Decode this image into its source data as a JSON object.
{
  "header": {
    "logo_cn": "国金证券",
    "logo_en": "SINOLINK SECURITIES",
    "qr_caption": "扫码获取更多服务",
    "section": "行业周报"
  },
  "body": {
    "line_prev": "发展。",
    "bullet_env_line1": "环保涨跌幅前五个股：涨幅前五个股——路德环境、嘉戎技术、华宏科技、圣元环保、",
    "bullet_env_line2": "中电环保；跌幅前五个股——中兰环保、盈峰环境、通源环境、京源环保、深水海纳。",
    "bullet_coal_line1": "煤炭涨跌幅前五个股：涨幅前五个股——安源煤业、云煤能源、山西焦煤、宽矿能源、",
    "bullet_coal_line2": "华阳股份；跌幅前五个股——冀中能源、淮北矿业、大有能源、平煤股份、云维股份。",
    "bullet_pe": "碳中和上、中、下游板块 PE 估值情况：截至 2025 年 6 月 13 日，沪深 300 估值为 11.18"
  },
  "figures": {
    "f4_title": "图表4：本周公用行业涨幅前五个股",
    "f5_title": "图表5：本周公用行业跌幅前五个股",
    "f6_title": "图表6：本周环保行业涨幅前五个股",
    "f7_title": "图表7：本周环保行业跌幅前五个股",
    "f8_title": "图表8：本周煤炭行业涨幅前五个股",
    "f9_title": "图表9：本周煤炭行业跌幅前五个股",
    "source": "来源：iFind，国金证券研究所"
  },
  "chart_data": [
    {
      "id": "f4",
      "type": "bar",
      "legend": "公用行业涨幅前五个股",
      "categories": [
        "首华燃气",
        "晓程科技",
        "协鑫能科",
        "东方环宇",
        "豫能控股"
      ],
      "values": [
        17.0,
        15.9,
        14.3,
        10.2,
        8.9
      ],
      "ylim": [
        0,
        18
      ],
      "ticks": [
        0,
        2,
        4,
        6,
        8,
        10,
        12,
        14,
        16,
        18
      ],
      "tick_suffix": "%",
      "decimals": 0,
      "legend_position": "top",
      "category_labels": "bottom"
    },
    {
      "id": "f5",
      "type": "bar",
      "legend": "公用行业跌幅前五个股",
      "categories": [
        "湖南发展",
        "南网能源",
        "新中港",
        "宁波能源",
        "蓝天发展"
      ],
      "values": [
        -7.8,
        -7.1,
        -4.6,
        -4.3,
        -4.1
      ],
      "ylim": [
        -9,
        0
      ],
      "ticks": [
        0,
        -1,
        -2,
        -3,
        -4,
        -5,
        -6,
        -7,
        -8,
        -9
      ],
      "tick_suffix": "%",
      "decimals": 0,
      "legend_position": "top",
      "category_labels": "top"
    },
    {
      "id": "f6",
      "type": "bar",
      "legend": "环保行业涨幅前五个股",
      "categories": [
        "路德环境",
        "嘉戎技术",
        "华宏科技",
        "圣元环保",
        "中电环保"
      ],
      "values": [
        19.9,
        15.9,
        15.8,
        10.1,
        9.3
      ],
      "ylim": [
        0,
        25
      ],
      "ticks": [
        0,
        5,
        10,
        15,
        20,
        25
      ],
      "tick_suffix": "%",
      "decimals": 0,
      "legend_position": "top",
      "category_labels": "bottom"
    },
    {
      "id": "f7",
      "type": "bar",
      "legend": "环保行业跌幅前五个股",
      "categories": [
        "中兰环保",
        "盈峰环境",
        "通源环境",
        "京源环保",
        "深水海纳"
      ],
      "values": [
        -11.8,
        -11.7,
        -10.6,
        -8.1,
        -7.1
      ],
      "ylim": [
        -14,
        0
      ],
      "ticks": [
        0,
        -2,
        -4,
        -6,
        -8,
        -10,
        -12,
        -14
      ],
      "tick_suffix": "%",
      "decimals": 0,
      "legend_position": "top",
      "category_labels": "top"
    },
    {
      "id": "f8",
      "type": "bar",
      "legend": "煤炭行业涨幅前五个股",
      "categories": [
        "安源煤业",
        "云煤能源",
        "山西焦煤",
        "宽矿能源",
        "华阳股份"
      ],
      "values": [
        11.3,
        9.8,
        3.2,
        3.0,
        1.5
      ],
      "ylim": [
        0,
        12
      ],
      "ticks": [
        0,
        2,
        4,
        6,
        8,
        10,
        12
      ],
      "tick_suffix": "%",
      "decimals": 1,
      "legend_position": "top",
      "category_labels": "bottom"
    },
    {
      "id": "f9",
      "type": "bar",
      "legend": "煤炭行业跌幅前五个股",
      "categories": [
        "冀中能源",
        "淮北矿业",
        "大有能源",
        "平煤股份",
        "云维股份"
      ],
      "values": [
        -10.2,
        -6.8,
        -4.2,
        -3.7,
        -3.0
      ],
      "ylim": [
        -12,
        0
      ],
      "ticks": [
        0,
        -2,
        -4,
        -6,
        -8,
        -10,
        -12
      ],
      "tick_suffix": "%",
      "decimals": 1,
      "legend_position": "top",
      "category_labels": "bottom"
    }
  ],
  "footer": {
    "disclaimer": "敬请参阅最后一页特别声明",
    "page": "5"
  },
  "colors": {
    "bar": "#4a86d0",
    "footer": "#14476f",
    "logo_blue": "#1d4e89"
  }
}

──────────

Your task is to output the full set of records exactly as presented.

# Reply to the task
Decode this image into its source data as a JSON object.
{
  "header": {
    "logo_cn": "国金证券",
    "logo_en": "SINOLINK SECURITIES",
    "qr_caption": "扫码获取更多服务",
    "section": "行业周报"
  },
  "body": {
    "line_prev": "发展。",
    "bullet_env_line1": "环保涨跌幅前五个股：涨幅前五个股——路德环境、嘉戎技术、华宏科技、圣元环保、",
    "bullet_env_line2": "中电环保；跌幅前五个股——中兰环保、盈峰环境、通源环境、京源环保、深水海纳。",
    "bullet_coal_line1": "煤炭涨跌幅前五个股：涨幅前五个股——安源煤业、云煤能源、山西焦煤、宽矿能源、",
    "bullet_coal_line2": "华阳股份；跌幅前五个股——冀中能源、淮北矿业、大有能源、平煤股份、云维股份。",
    "bullet_pe": "碳中和上、中、下游板块 PE 估值情况：截至 2025 年 6 月 13 日，沪深 300 估值为 11.18"
  },
  "figures": {
    "f4_title": "图表4：本周公用行业涨幅前五个股",
    "f5_title": "图表5：本周公用行业跌幅前五个股",
    "f6_title": "图表6：本周环保行业涨幅前五个股",
    "f7_title": "图表7：本周环保行业跌幅前五个股",
    "f8_title": "图表8：本周煤炭行业涨幅前五个股",
    "f9_title": "图表9：本周煤炭行业跌幅前五个股",
    "source": "来源：iFind，国金证券研究所"
  },
  "chart_data": [
    {
      "id": "f4",
      "type": "bar",
      "legend": "公用行业涨幅前五个股",
      "categories": [
        "首华燃气",
        "晓程科技",
        "协鑫能科",
        "东方环宇",
        "豫能控股"
      ],
      "values": [
        17.0,
        15.9,
        14.3,
        10.2,
        8.9
      ],
      "ylim": [
        0,
        18
      ],
      "ticks": [
        0,
        2,
        4,
        6,
        8,
        10,
        12,
        14,
        16,
        18
      ],
      "tick_suffix": "%",
      "decimals": 0,
      "legend_position": "top",
      "category_labels": "bottom"
    },
    {
      "id": "f5",
      "type": "bar",
      "legend": "公用行业跌幅前五个股",
      "categories": [
        "湖南发展",
        "南网能源",
        "新中港",
        "宁波能源",
        "蓝天发展"
      ],
      "values": [
        -7.8,
        -7.1,
        -4.6,
        -4.3,
        -4.1
      ],
      "ylim": [
        -9,
        0
      ],
      "ticks": [
        0,
        -1,
        -2,
        -3,
        -4,
        -5,
        -6,
        -7,
        -8,
        -9
      ],
      "tick_suffix": "%",
      "decimals": 0,
      "legend_position": "top",
      "category_labels": "top"
    },
    {
      "id": "f6",
      "type": "bar",
      "legend": "环保行业涨幅前五个股",
      "categories": [
        "路德环境",
        "嘉戎技术",
        "华宏科技",
        "圣元环保",
        "中电环保"
      ],
      "values": [
        19.9,
        15.9,
        15.8,
        10.1,
        9.3
      ],
      "ylim": [
        0,
        25
      ],
      "ticks": [
        0,
        5,
        10,
        15,
        20,
        25
      ],
      "tick_suffix": "%",
      "decimals": 0,
      "legend_position": "top",
      "category_labels": "bottom"
    },
    {
      "id": "f7",
      "type": "bar",
      "legend": "环保行业跌幅前五个股",
      "categories": [
        "中兰环保",
        "盈峰环境",
        "通源环境",
        "京源环保",
        "深水海纳"
      ],
      "values": [
        -11.8,
        -11.7,
        -10.6,
        -8.1,
        -7.1
      ],
      "ylim": [
        -14,
        0
      ],
      "ticks": [
        0,
        -2,
        -4,
        -6,
        -8,
        -10,
        -12,
        -14
      ],
      "tick_suffix": "%",
      "decimals": 0,
      "legend_position": "top",
      "category_labels": "top"
    },
    {
      "id": "f8",
      "type": "bar",
      "legend": "煤炭行业涨幅前五个股",
      "categories": [
        "安源煤业",
        "云煤能源",
        "山西焦煤",
        "宽矿能源",
        "华阳股份"
      ],
      "values": [
        11.3,
        9.8,
        3.2,
        3.0,
        1.5
      ],
      "ylim": [
        0,
        12
      ],
      "ticks": [
        0,
        2,
        4,
        6,
        8,
        10,
        12
      ],
      "tick_suffix": "%",
      "decimals": 1,
      "legend_position": "top",
      "category_labels": "bottom"
    },
    {
      "id": "f9",
      "type": "bar",
      "legend": "煤炭行业跌幅前五个股",
      "categories": [
        "冀中能源",
        "淮北矿业",
        "大有能源",
        "平煤股份",
        "云维股份"
      ],
      "values": [
        -10.2,
        -6.8,
        -4.2,
        -3.7,
        -3.0
      ],
      "ylim": [
        -12,
        0
      ],
      "ticks": [
        0,
        -2,
        -4,
        -6,
        -8,
        -10,
        -12
      ],
      "tick_suffix": "%",
      "decimals": 1,
      "legend_position": "top",
      "category_labels": "bottom"
    }
  ],
  "footer": {
    "disclaimer": "敬请参阅最后一页特别声明",
    "page": "5"
  },
  "colors": {
    "bar": "#4a86d0",
    "footer": "#14476f",
    "logo_blue": "#1d4e89"
  }
}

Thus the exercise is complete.